◆ **Rows**
-.-.-

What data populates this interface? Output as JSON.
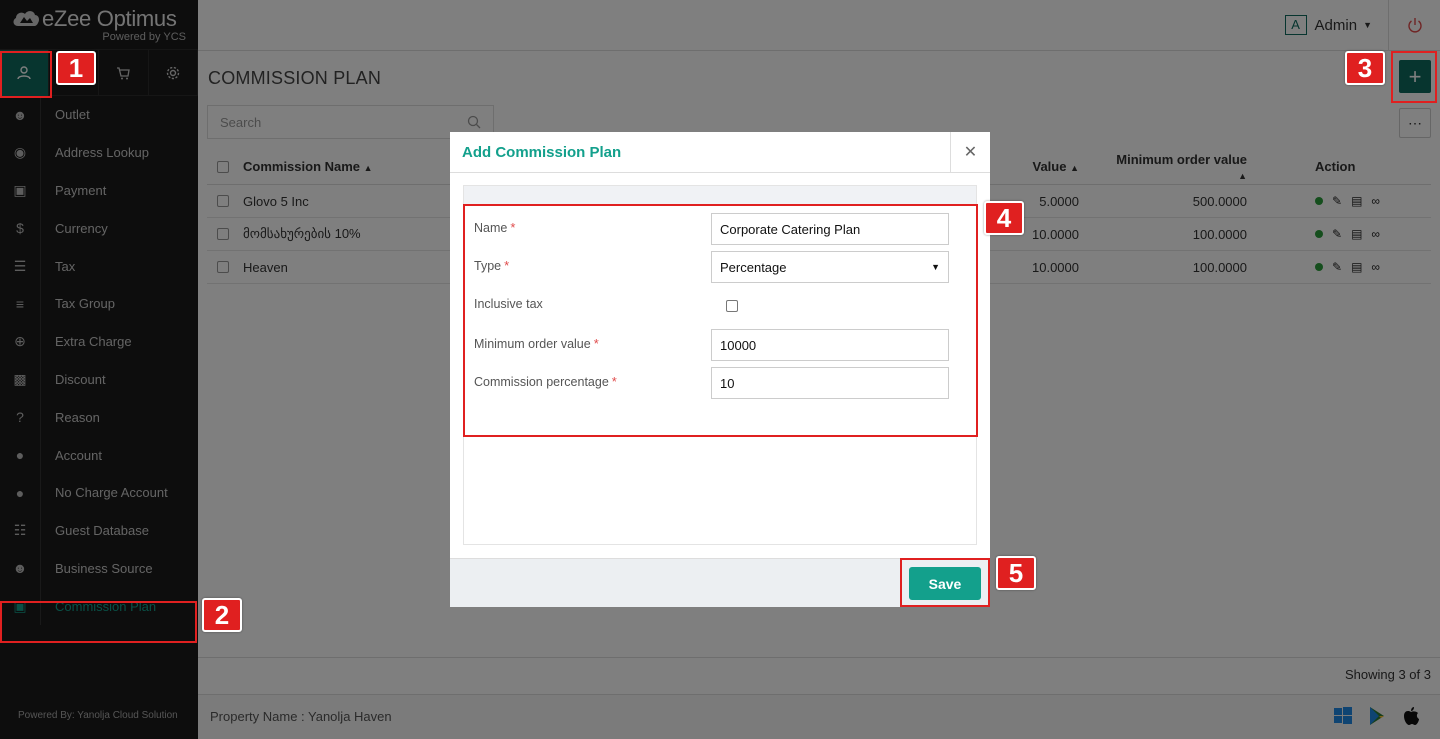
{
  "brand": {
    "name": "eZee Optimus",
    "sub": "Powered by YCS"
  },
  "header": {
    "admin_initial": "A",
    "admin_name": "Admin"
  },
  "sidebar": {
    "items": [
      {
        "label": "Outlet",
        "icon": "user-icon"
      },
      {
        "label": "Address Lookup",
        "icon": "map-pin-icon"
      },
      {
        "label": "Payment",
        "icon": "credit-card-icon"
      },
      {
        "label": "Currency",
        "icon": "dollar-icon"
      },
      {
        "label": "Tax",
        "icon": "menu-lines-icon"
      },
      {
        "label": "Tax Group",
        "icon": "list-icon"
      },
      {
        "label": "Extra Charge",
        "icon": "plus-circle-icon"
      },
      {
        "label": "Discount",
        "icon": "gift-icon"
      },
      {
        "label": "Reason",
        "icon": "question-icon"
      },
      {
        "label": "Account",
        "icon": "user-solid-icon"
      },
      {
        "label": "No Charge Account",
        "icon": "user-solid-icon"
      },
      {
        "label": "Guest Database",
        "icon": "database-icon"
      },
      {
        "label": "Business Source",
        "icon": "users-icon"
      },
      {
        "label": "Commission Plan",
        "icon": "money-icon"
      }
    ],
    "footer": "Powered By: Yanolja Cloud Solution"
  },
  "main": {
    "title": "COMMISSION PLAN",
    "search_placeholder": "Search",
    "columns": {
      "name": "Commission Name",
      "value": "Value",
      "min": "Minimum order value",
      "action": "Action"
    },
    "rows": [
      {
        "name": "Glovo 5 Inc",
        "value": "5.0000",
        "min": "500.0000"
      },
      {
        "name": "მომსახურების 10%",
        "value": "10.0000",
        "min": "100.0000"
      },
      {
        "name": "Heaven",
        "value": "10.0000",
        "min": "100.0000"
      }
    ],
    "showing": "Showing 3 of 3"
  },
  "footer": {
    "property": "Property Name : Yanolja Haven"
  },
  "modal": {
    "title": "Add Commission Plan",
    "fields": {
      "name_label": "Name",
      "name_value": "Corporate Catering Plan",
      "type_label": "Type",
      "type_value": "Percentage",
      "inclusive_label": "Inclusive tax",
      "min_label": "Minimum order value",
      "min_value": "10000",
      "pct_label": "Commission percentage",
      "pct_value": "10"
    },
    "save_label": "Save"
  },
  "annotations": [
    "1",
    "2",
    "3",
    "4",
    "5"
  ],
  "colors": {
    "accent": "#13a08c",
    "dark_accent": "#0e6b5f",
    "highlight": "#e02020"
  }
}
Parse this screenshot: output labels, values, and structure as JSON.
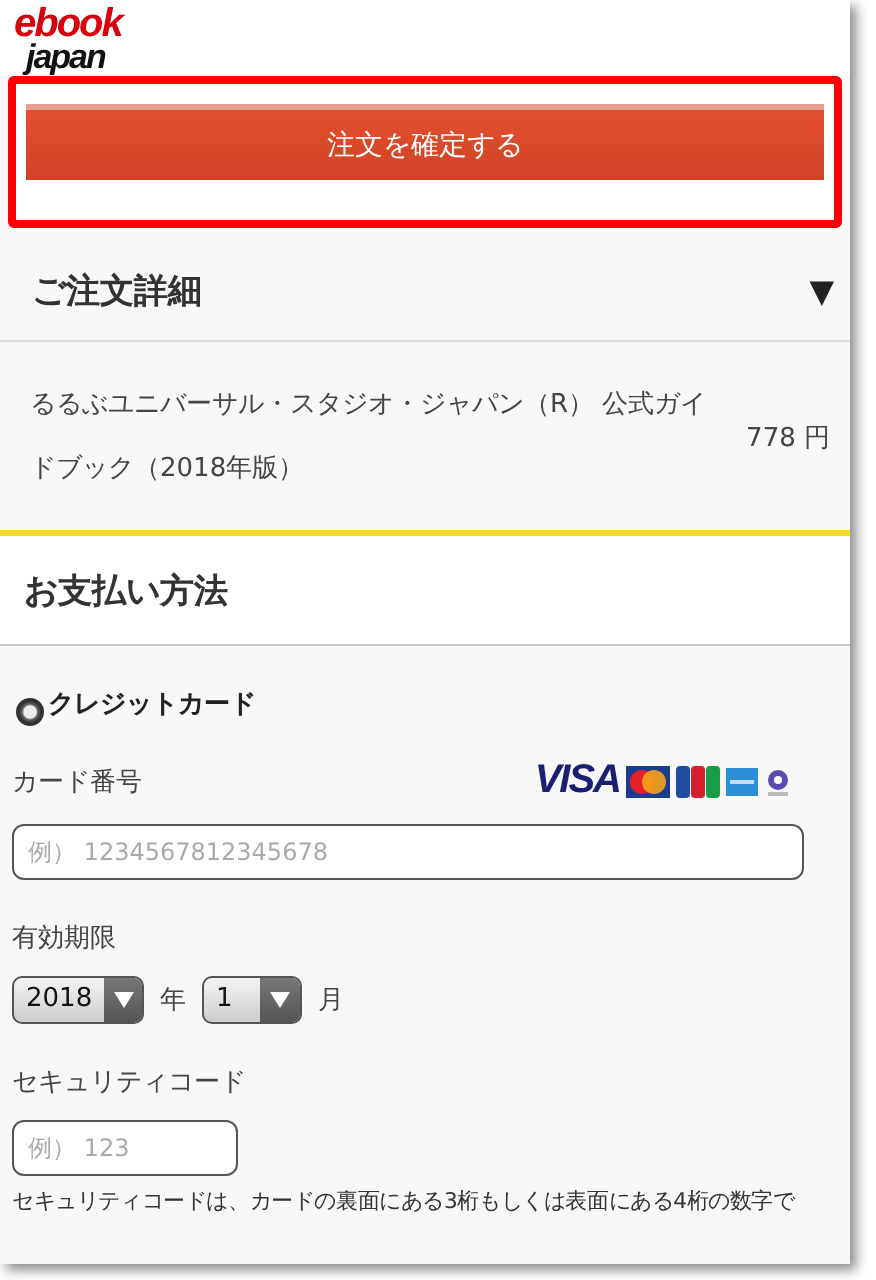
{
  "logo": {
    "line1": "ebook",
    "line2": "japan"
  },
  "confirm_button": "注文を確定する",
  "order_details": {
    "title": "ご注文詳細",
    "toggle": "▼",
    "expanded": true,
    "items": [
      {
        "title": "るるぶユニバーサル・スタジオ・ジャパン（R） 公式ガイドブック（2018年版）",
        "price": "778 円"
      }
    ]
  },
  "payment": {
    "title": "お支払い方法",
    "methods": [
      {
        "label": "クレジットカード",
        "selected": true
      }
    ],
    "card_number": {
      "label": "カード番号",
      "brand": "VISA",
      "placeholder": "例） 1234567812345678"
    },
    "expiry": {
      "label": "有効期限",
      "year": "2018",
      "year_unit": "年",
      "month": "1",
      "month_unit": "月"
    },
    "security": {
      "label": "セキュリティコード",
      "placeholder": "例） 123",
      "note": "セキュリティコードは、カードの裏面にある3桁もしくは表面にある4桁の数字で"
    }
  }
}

-.-.-

◆ **What to do**
Look through the data and show every line containing "Charge".

◆ **Output for this exercise**
        "label": "Extra Charge",
        "label": "No Charge Account",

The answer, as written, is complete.